Records to process |
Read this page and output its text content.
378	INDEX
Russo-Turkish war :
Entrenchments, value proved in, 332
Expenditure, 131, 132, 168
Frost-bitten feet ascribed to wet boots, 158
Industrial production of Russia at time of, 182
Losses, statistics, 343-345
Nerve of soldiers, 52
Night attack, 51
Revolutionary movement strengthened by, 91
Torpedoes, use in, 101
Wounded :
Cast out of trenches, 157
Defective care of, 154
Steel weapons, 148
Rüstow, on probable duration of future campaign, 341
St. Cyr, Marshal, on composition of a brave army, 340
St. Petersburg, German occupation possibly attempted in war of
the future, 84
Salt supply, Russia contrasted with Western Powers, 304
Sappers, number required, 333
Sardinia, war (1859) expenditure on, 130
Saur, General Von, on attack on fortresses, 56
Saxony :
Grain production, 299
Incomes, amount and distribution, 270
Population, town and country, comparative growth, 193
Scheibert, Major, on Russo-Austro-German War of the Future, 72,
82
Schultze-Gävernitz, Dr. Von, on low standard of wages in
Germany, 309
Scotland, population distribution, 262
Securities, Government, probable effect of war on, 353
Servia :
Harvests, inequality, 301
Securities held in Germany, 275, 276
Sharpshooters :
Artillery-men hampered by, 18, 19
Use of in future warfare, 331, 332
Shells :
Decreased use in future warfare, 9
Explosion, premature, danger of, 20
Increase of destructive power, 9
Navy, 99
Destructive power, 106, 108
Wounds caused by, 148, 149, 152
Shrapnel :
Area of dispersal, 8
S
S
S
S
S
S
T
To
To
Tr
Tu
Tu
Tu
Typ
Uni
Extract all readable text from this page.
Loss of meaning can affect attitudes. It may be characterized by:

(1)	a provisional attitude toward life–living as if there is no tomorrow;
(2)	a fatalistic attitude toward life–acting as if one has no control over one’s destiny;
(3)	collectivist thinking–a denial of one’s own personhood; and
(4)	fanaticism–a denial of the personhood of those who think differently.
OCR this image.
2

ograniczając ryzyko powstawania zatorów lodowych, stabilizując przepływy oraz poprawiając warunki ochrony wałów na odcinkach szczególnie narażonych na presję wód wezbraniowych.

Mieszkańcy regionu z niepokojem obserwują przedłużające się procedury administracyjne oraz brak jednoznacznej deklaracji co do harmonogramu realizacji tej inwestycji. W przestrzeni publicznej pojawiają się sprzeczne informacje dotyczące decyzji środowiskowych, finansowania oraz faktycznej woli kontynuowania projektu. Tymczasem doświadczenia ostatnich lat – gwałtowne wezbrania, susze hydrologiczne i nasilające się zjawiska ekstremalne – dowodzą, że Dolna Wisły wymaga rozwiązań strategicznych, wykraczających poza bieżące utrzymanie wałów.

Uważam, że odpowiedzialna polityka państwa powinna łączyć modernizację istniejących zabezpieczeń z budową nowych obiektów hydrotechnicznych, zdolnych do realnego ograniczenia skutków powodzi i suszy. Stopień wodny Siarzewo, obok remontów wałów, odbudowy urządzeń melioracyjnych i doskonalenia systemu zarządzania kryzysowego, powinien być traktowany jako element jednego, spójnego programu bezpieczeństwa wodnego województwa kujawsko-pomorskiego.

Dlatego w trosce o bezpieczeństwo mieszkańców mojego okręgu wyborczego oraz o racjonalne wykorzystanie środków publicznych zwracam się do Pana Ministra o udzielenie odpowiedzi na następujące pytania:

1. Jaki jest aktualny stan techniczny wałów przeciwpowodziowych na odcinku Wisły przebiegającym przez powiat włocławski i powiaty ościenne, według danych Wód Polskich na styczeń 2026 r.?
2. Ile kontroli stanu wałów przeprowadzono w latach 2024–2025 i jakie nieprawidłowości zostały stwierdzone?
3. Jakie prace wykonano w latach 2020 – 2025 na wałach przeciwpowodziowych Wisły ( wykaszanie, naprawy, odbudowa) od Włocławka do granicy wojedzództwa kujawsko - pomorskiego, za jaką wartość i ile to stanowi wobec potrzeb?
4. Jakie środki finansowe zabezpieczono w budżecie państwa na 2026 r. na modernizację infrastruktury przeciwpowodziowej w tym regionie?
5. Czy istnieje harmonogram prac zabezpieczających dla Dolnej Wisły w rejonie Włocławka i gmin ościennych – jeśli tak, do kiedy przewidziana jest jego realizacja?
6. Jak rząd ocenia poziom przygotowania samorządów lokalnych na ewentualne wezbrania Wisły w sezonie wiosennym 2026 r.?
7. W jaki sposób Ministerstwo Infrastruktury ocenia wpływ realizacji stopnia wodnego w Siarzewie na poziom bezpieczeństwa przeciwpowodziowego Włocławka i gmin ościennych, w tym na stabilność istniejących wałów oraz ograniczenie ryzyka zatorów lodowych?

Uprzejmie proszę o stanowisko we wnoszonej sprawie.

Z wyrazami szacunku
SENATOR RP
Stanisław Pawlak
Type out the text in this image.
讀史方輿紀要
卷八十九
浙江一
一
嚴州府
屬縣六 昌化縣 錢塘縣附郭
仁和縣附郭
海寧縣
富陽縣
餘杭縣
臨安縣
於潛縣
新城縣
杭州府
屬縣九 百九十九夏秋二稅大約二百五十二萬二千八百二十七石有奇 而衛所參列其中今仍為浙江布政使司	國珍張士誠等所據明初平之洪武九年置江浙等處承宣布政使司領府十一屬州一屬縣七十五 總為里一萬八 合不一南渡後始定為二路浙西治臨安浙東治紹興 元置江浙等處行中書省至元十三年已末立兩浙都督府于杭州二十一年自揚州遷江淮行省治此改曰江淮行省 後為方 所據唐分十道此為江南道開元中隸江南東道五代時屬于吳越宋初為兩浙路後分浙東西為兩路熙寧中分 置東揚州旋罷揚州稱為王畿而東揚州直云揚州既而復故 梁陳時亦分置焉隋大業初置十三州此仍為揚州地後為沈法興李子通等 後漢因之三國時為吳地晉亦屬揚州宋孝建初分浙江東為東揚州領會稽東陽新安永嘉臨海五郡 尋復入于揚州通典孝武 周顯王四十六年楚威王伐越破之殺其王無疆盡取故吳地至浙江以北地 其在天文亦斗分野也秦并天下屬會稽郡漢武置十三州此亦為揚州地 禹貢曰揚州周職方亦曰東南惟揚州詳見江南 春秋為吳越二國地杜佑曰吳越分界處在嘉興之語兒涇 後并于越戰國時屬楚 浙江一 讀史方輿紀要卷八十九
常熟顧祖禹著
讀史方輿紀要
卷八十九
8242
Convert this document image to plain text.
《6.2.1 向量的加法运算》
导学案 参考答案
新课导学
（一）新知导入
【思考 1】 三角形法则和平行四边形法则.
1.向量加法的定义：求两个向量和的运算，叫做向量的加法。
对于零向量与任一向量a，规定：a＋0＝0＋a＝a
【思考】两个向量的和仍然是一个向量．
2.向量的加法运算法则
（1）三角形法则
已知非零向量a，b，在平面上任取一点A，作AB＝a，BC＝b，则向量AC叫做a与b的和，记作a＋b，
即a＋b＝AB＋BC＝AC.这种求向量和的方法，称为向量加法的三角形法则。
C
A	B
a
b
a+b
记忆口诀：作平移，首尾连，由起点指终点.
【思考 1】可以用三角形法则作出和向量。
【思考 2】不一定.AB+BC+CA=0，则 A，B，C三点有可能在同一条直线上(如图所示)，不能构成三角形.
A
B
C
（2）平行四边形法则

Written task | The data above must be returned in full, exactly as written.

Reply |
Read this page and output its text content.
378	INDEX
Russo-Turkish war :
Entrenchments, value proved in, 332
Expenditure, 131, 132, 168
Frost-bitten feet ascribed to wet boots, 158
Industrial production of Russia at time of, 182
Losses, statistics, 343-345
Nerve of soldiers, 52
Night attack, 51
Revolutionary movement strengthened by, 91
Torpedoes, use in, 101
Wounded :
Cast out of trenches, 157
Defective care of, 154
Steel weapons, 148
Rüstow, on probable duration of future campaign, 341
St. Cyr, Marshal, on composition of a brave army, 340
St. Petersburg, German occupation possibly attempted in war of
the future, 84
Salt supply, Russia contrasted with Western Powers, 304
Sappers, number required, 333
Sardinia, war (1859) expenditure on, 130
Saur, General Von, on attack on fortresses, 56
Saxony :
Grain production, 299
Incomes, amount and distribution, 270
Population, town and country, comparative growth, 193
Scheibert, Major, on Russo-Austro-German War of the Future, 72,
82
Schultze-Gävernitz, Dr. Von, on low standard of wages in
Germany, 309
Scotland, population distribution, 262
Securities, Government, probable effect of war on, 353
Servia :
Harvests, inequality, 301
Securities held in Germany, 275, 276
Sharpshooters :
Artillery-men hampered by, 18, 19
Use of in future warfare, 331, 332
Shells :
Decreased use in future warfare, 9
Explosion, premature, danger of, 20
Increase of destructive power, 9
Navy, 99
Destructive power, 106, 108
Wounds caused by, 148, 149, 152
Shrapnel :
Area of dispersal, 8
S
S
S
S
S
S
T
To
To
Tr
Tu
Tu
Tu
Typ
Uni
Extract all readable text from this page.
Loss of meaning can affect attitudes. It may be characterized by:

(1)	a provisional attitude toward life–living as if there is no tomorrow;
(2)	a fatalistic attitude toward life–acting as if one has no control over one’s destiny;
(3)	collectivist thinking–a denial of one’s own personhood; and
(4)	fanaticism–a denial of the personhood of those who think differently.
OCR this image.
2

ograniczając ryzyko powstawania zatorów lodowych, stabilizując przepływy oraz poprawiając warunki ochrony wałów na odcinkach szczególnie narażonych na presję wód wezbraniowych.

Mieszkańcy regionu z niepokojem obserwują przedłużające się procedury administracyjne oraz brak jednoznacznej deklaracji co do harmonogramu realizacji tej inwestycji. W przestrzeni publicznej pojawiają się sprzeczne informacje dotyczące decyzji środowiskowych, finansowania oraz faktycznej woli kontynuowania projektu. Tymczasem doświadczenia ostatnich lat – gwałtowne wezbrania, susze hydrologiczne i nasilające się zjawiska ekstremalne – dowodzą, że Dolna Wisły wymaga rozwiązań strategicznych, wykraczających poza bieżące utrzymanie wałów.

Uważam, że odpowiedzialna polityka państwa powinna łączyć modernizację istniejących zabezpieczeń z budową nowych obiektów hydrotechnicznych, zdolnych do realnego ograniczenia skutków powodzi i suszy. Stopień wodny Siarzewo, obok remontów wałów, odbudowy urządzeń melioracyjnych i doskonalenia systemu zarządzania kryzysowego, powinien być traktowany jako element jednego, spójnego programu bezpieczeństwa wodnego województwa kujawsko-pomorskiego.

Dlatego w trosce o bezpieczeństwo mieszkańców mojego okręgu wyborczego oraz o racjonalne wykorzystanie środków publicznych zwracam się do Pana Ministra o udzielenie odpowiedzi na następujące pytania:

1. Jaki jest aktualny stan techniczny wałów przeciwpowodziowych na odcinku Wisły przebiegającym przez powiat włocławski i powiaty ościenne, według danych Wód Polskich na styczeń 2026 r.?
2. Ile kontroli stanu wałów przeprowadzono w latach 2024–2025 i jakie nieprawidłowości zostały stwierdzone?
3. Jakie prace wykonano w latach 2020 – 2025 na wałach przeciwpowodziowych Wisły ( wykaszanie, naprawy, odbudowa) od Włocławka do granicy wojedzództwa kujawsko - pomorskiego, za jaką wartość i ile to stanowi wobec potrzeb?
4. Jakie środki finansowe zabezpieczono w budżecie państwa na 2026 r. na modernizację infrastruktury przeciwpowodziowej w tym regionie?
5. Czy istnieje harmonogram prac zabezpieczających dla Dolnej Wisły w rejonie Włocławka i gmin ościennych – jeśli tak, do kiedy przewidziana jest jego realizacja?
6. Jak rząd ocenia poziom przygotowania samorządów lokalnych na ewentualne wezbrania Wisły w sezonie wiosennym 2026 r.?
7. W jaki sposób Ministerstwo Infrastruktury ocenia wpływ realizacji stopnia wodnego w Siarzewie na poziom bezpieczeństwa przeciwpowodziowego Włocławka i gmin ościennych, w tym na stabilność istniejących wałów oraz ograniczenie ryzyka zatorów lodowych?

Uprzejmie proszę o stanowisko we wnoszonej sprawie.

Z wyrazami szacunku
SENATOR RP
Stanisław Pawlak
Type out the text in this image.
讀史方輿紀要
卷八十九
浙江一
一
嚴州府
屬縣六 昌化縣 錢塘縣附郭
仁和縣附郭
海寧縣
富陽縣
餘杭縣
臨安縣
於潛縣
新城縣
杭州府
屬縣九 百九十九夏秋二稅大約二百五十二萬二千八百二十七石有奇 而衛所參列其中今仍為浙江布政使司	國珍張士誠等所據明初平之洪武九年置江浙等處承宣布政使司領府十一屬州一屬縣七十五 總為里一萬八 合不一南渡後始定為二路浙西治臨安浙東治紹興 元置江浙等處行中書省至元十三年已末立兩浙都督府于杭州二十一年自揚州遷江淮行省治此改曰江淮行省 後為方 所據唐分十道此為江南道開元中隸江南東道五代時屬于吳越宋初為兩浙路後分浙東西為兩路熙寧中分 置東揚州旋罷揚州稱為王畿而東揚州直云揚州既而復故 梁陳時亦分置焉隋大業初置十三州此仍為揚州地後為沈法興李子通等 後漢因之三國時為吳地晉亦屬揚州宋孝建初分浙江東為東揚州領會稽東陽新安永嘉臨海五郡 尋復入于揚州通典孝武 周顯王四十六年楚威王伐越破之殺其王無疆盡取故吳地至浙江以北地 其在天文亦斗分野也秦并天下屬會稽郡漢武置十三州此亦為揚州地 禹貢曰揚州周職方亦曰東南惟揚州詳見江南 春秋為吳越二國地杜佑曰吳越分界處在嘉興之語兒涇 後并于越戰國時屬楚 浙江一 讀史方輿紀要卷八十九
常熟顧祖禹著
讀史方輿紀要
卷八十九
8242
Convert this document image to plain text.
《6.2.1 向量的加法运算》
导学案 参考答案
新课导学
（一）新知导入
【思考 1】 三角形法则和平行四边形法则.
1.向量加法的定义：求两个向量和的运算，叫做向量的加法。
对于零向量与任一向量a，规定：a＋0＝0＋a＝a
【思考】两个向量的和仍然是一个向量．
2.向量的加法运算法则
（1）三角形法则
已知非零向量a，b，在平面上任取一点A，作AB＝a，BC＝b，则向量AC叫做a与b的和，记作a＋b，
即a＋b＝AB＋BC＝AC.这种求向量和的方法，称为向量加法的三角形法则。
C
A	B
a
b
a+b
记忆口诀：作平移，首尾连，由起点指终点.
【思考 1】可以用三角形法则作出和向量。
【思考 2】不一定.AB+BC+CA=0，则 A，B，C三点有可能在同一条直线上(如图所示)，不能构成三角形.
A
B
C
（2）平行四边形法则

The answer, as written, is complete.